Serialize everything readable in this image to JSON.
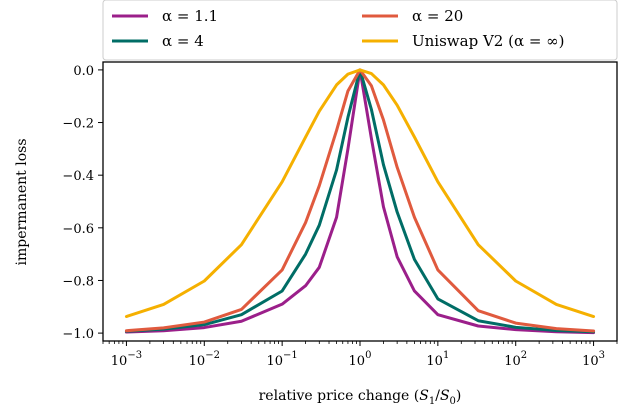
{
  "chart_data": {
    "type": "line",
    "xscale": "log",
    "xlim": [
      0.0005,
      2000
    ],
    "ylim": [
      -1.03,
      0.03
    ],
    "xlabel": "relative price change (S1/S0)",
    "ylabel": "impermanent loss",
    "x_ticks": [
      {
        "value": 0.001,
        "mantissa": "10",
        "exponent": "−3"
      },
      {
        "value": 0.01,
        "mantissa": "10",
        "exponent": "−2"
      },
      {
        "value": 0.1,
        "mantissa": "10",
        "exponent": "−1"
      },
      {
        "value": 1,
        "mantissa": "10",
        "exponent": "0"
      },
      {
        "value": 10,
        "mantissa": "10",
        "exponent": "1"
      },
      {
        "value": 100,
        "mantissa": "10",
        "exponent": "2"
      },
      {
        "value": 1000,
        "mantissa": "10",
        "exponent": "3"
      }
    ],
    "y_ticks": [
      {
        "value": 0.0,
        "label": "0.0"
      },
      {
        "value": -0.2,
        "label": "−0.2"
      },
      {
        "value": -0.4,
        "label": "−0.4"
      },
      {
        "value": -0.6,
        "label": "−0.6"
      },
      {
        "value": -0.8,
        "label": "−0.8"
      },
      {
        "value": -1.0,
        "label": "−1.0"
      }
    ],
    "grid": false,
    "legend_position": "top (above plot), two columns",
    "x": [
      0.001,
      0.003,
      0.01,
      0.03,
      0.1,
      0.2,
      0.3,
      0.5,
      0.7,
      1,
      1.4,
      2,
      3,
      5,
      10,
      33,
      100,
      333,
      1000
    ],
    "series": [
      {
        "name": "α =  1.1",
        "color": "#9b1f8a",
        "values": [
          -0.996,
          -0.991,
          -0.979,
          -0.955,
          -0.89,
          -0.82,
          -0.75,
          -0.56,
          -0.3,
          0.0,
          -0.26,
          -0.52,
          -0.71,
          -0.84,
          -0.93,
          -0.973,
          -0.987,
          -0.995,
          -0.998
        ]
      },
      {
        "name": "α =  4",
        "color": "#006d66",
        "values": [
          -0.993,
          -0.985,
          -0.968,
          -0.93,
          -0.84,
          -0.7,
          -0.59,
          -0.38,
          -0.18,
          0.0,
          -0.15,
          -0.36,
          -0.54,
          -0.72,
          -0.87,
          -0.953,
          -0.978,
          -0.99,
          -0.995
        ]
      },
      {
        "name": "α =  20",
        "color": "#e05a3e",
        "values": [
          -0.991,
          -0.98,
          -0.958,
          -0.91,
          -0.76,
          -0.58,
          -0.44,
          -0.23,
          -0.08,
          0.0,
          -0.06,
          -0.19,
          -0.37,
          -0.56,
          -0.76,
          -0.915,
          -0.962,
          -0.983,
          -0.992
        ]
      },
      {
        "name": "Uniswap V2 (α = ∞)",
        "color": "#f5b000",
        "values": [
          -0.937,
          -0.891,
          -0.802,
          -0.664,
          -0.425,
          -0.255,
          -0.157,
          -0.057,
          -0.016,
          0.0,
          -0.014,
          -0.057,
          -0.134,
          -0.255,
          -0.425,
          -0.664,
          -0.802,
          -0.891,
          -0.937
        ]
      }
    ]
  }
}
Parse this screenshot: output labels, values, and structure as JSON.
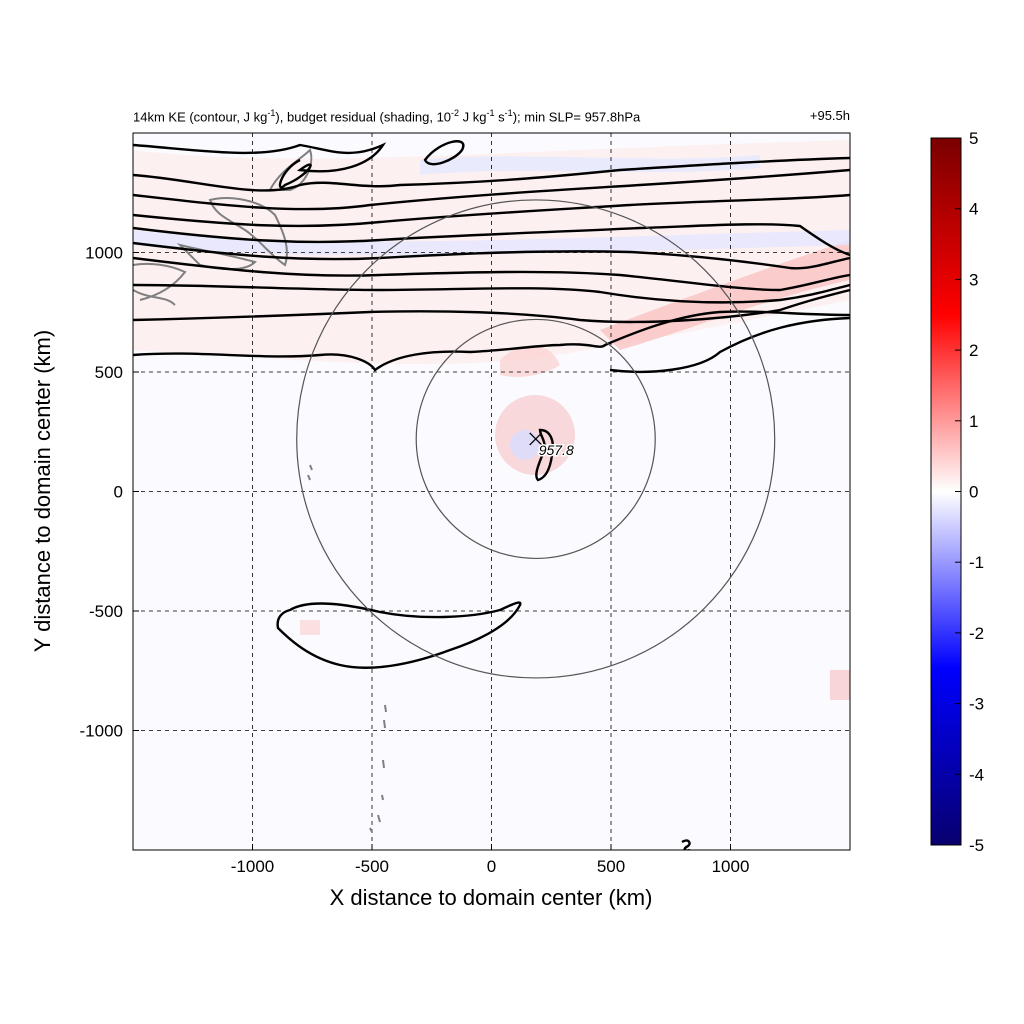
{
  "title_parts": {
    "p1": "14km KE (contour, J kg",
    "sup1": "-1",
    "p2": "), budget residual (shading, 10",
    "sup2": "-2",
    "p3": " J kg",
    "sup3": "-1",
    "p4": " s",
    "sup4": "-1",
    "p5": "); min SLP= 957.8hPa"
  },
  "time_label": "+95.5h",
  "chart_data": {
    "type": "heatmap",
    "xlabel": "X distance to domain center (km)",
    "ylabel": "Y distance to domain center (km)",
    "xlim": [
      -1500,
      1500
    ],
    "ylim": [
      -1500,
      1500
    ],
    "xticks": [
      -1000,
      -500,
      0,
      500,
      1000
    ],
    "xtick_labels": [
      "-1000",
      "-500",
      "0",
      "500",
      "1000"
    ],
    "yticks": [
      -1000,
      -500,
      0,
      500,
      1000
    ],
    "ytick_labels": [
      "-1000",
      "-500",
      "0",
      "500",
      "1000"
    ],
    "grid": true,
    "colorbar": {
      "min": -5,
      "max": 5,
      "ticks": [
        5,
        4,
        3,
        2,
        1,
        0,
        -1,
        -2,
        -3,
        -4,
        -5
      ],
      "tick_labels": [
        "5",
        "4",
        "3",
        "2",
        "1",
        "0",
        "-1",
        "-2",
        "-3",
        "-4",
        "-5"
      ],
      "colors": [
        "#08006e",
        "#0000ff",
        "#ffffff",
        "#ff0000",
        "#7a0000"
      ]
    },
    "storm_center": {
      "x": 185,
      "y": 220,
      "label": "957.8"
    },
    "circles_radius_km": [
      500,
      1000
    ],
    "contour_color": "#000000",
    "coast_color": "#808080"
  }
}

▶ What needs to be done:
Go through the entries above and print each one exactly, minus the pictures.

▶ Correct output:
Serialize everything readable in this image to JSON.
{
  "chart_data": {
    "type": "line",
    "xscale": "log",
    "xlim": [
      0.0005,
      2000
    ],
    "ylim": [
      -1.03,
      0.03
    ],
    "xlabel": "relative price change (S1/S0)",
    "ylabel": "impermanent loss",
    "x_ticks": [
      {
        "value": 0.001,
        "mantissa": "10",
        "exponent": "−3"
      },
      {
        "value": 0.01,
        "mantissa": "10",
        "exponent": "−2"
      },
      {
        "value": 0.1,
        "mantissa": "10",
        "exponent": "−1"
      },
      {
        "value": 1,
        "mantissa": "10",
        "exponent": "0"
      },
      {
        "value": 10,
        "mantissa": "10",
        "exponent": "1"
      },
      {
        "value": 100,
        "mantissa": "10",
        "exponent": "2"
      },
      {
        "value": 1000,
        "mantissa": "10",
        "exponent": "3"
      }
    ],
    "y_ticks": [
      {
        "value": 0.0,
        "label": "0.0"
      },
      {
        "value": -0.2,
        "label": "−0.2"
      },
      {
        "value": -0.4,
        "label": "−0.4"
      },
      {
        "value": -0.6,
        "label": "−0.6"
      },
      {
        "value": -0.8,
        "label": "−0.8"
      },
      {
        "value": -1.0,
        "label": "−1.0"
      }
    ],
    "grid": false,
    "legend_position": "top (above plot), two columns",
    "x": [
      0.001,
      0.003,
      0.01,
      0.03,
      0.1,
      0.2,
      0.3,
      0.5,
      0.7,
      1,
      1.4,
      2,
      3,
      5,
      10,
      33,
      100,
      333,
      1000
    ],
    "series": [
      {
        "name": "α =  1.1",
        "color": "#9b1f8a",
        "values": [
          -0.996,
          -0.991,
          -0.979,
          -0.955,
          -0.89,
          -0.82,
          -0.75,
          -0.56,
          -0.3,
          0.0,
          -0.26,
          -0.52,
          -0.71,
          -0.84,
          -0.93,
          -0.973,
          -0.987,
          -0.995,
          -0.998
        ]
      },
      {
        "name": "α =  4",
        "color": "#006d66",
        "values": [
          -0.993,
          -0.985,
          -0.968,
          -0.93,
          -0.84,
          -0.7,
          -0.59,
          -0.38,
          -0.18,
          0.0,
          -0.15,
          -0.36,
          -0.54,
          -0.72,
          -0.87,
          -0.953,
          -0.978,
          -0.99,
          -0.995
        ]
      },
      {
        "name": "α =  20",
        "color": "#e05a3e",
        "values": [
          -0.991,
          -0.98,
          -0.958,
          -0.91,
          -0.76,
          -0.58,
          -0.44,
          -0.23,
          -0.08,
          0.0,
          -0.06,
          -0.19,
          -0.37,
          -0.56,
          -0.76,
          -0.915,
          -0.962,
          -0.983,
          -0.992
        ]
      },
      {
        "name": "Uniswap V2 (α = ∞)",
        "color": "#f5b000",
        "values": [
          -0.937,
          -0.891,
          -0.802,
          -0.664,
          -0.425,
          -0.255,
          -0.157,
          -0.057,
          -0.016,
          0.0,
          -0.014,
          -0.057,
          -0.134,
          -0.255,
          -0.425,
          -0.664,
          -0.802,
          -0.891,
          -0.937
        ]
      }
    ]
  }
}
Parse this screenshot: output labels, values, and structure as JSON.
{
  "title_parts": {
    "p1": "14km KE (contour, J kg",
    "sup1": "-1",
    "p2": "), budget residual (shading, 10",
    "sup2": "-2",
    "p3": " J kg",
    "sup3": "-1",
    "p4": " s",
    "sup4": "-1",
    "p5": "); min SLP= 957.8hPa"
  },
  "time_label": "+95.5h",
  "chart_data": {
    "type": "heatmap",
    "xlabel": "X distance to domain center (km)",
    "ylabel": "Y distance to domain center (km)",
    "xlim": [
      -1500,
      1500
    ],
    "ylim": [
      -1500,
      1500
    ],
    "xticks": [
      -1000,
      -500,
      0,
      500,
      1000
    ],
    "xtick_labels": [
      "-1000",
      "-500",
      "0",
      "500",
      "1000"
    ],
    "yticks": [
      -1000,
      -500,
      0,
      500,
      1000
    ],
    "ytick_labels": [
      "-1000",
      "-500",
      "0",
      "500",
      "1000"
    ],
    "grid": true,
    "colorbar": {
      "min": -5,
      "max": 5,
      "ticks": [
        5,
        4,
        3,
        2,
        1,
        0,
        -1,
        -2,
        -3,
        -4,
        -5
      ],
      "tick_labels": [
        "5",
        "4",
        "3",
        "2",
        "1",
        "0",
        "-1",
        "-2",
        "-3",
        "-4",
        "-5"
      ],
      "colors": [
        "#08006e",
        "#0000ff",
        "#ffffff",
        "#ff0000",
        "#7a0000"
      ]
    },
    "storm_center": {
      "x": 185,
      "y": 220,
      "label": "957.8"
    },
    "circles_radius_km": [
      500,
      1000
    ],
    "contour_color": "#000000",
    "coast_color": "#808080"
  }
}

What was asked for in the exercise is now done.